A block of data
··········

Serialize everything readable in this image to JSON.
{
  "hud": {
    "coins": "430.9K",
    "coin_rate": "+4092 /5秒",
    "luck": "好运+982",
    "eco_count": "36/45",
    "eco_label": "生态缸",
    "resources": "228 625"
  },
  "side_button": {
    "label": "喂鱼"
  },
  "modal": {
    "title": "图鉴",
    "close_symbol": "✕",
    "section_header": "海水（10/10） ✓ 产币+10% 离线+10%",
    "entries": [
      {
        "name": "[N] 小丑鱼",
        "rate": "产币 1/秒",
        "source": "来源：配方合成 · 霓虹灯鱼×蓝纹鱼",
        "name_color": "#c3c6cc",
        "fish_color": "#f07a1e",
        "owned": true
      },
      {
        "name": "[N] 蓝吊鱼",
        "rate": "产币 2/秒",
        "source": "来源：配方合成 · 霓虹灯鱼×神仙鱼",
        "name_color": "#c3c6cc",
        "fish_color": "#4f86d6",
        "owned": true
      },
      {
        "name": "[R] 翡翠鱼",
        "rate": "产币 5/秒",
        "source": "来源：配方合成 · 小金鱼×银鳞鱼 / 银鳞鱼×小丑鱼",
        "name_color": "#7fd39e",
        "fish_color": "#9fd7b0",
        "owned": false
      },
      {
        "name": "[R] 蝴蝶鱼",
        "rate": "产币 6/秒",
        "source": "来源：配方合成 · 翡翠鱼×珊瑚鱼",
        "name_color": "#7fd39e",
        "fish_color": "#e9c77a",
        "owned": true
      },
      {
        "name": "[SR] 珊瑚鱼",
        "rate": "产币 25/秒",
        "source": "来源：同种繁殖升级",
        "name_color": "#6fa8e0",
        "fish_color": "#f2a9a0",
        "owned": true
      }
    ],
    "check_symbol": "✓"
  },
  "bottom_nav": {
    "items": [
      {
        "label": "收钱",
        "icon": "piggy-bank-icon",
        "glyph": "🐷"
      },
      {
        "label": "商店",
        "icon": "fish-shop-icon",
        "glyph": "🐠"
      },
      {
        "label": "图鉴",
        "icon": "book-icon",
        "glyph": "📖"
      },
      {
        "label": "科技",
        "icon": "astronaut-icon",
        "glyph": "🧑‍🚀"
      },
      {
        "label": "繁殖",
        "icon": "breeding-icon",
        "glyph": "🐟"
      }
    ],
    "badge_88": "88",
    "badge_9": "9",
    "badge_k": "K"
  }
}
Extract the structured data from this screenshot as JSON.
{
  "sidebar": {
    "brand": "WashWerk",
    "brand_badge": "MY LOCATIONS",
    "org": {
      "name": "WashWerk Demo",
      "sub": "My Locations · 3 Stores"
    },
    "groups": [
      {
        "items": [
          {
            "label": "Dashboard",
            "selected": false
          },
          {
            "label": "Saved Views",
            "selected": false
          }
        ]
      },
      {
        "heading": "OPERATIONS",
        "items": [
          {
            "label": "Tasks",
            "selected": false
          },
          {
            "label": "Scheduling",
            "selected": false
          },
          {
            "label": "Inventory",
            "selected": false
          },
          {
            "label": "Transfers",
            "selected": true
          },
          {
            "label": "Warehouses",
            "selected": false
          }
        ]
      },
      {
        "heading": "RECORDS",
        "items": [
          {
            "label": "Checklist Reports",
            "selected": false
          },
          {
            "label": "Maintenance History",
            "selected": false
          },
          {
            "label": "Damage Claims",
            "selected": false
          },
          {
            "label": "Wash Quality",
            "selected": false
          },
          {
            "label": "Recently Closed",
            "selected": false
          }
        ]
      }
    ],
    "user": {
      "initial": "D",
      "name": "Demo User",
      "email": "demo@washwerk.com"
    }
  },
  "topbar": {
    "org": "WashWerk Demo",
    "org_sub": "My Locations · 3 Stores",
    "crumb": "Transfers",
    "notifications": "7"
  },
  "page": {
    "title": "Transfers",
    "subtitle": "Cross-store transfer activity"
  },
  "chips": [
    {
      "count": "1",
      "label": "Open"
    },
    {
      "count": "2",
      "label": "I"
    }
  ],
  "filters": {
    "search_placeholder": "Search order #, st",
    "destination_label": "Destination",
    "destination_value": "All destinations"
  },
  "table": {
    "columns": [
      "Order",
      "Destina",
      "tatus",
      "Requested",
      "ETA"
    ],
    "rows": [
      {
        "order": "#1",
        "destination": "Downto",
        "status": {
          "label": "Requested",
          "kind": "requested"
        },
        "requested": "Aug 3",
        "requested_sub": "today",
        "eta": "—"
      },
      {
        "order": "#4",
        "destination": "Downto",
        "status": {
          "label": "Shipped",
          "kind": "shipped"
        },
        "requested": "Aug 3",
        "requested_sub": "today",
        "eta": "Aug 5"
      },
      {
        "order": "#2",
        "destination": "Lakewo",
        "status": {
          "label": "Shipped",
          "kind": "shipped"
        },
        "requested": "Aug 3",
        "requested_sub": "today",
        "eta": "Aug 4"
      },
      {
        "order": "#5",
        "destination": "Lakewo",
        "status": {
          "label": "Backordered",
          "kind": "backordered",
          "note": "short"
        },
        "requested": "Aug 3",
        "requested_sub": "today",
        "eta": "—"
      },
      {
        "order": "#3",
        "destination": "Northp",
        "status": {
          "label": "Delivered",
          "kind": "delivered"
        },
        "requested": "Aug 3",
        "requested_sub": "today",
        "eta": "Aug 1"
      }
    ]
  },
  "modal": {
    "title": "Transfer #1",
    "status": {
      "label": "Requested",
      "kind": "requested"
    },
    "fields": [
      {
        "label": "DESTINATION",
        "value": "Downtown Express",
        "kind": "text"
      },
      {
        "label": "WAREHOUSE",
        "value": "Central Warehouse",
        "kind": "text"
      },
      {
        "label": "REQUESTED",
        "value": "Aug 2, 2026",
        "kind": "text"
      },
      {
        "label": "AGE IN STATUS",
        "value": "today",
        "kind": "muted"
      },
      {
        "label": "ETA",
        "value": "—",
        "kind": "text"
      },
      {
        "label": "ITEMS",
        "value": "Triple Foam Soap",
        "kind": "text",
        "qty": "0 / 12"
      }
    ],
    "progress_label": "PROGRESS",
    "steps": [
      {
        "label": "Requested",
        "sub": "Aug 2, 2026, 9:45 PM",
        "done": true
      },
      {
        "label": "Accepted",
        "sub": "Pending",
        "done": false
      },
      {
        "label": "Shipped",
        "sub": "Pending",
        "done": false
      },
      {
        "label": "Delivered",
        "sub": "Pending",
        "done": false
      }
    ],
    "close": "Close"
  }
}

··········

## Short exercise
Where a line above contains the string "霓虹灯鱼", copy that line.

## Answer
        "source": "来源：配方合成 · 霓虹灯鱼×蓝纹鱼",
        "source": "来源：配方合成 · 霓虹灯鱼×神仙鱼",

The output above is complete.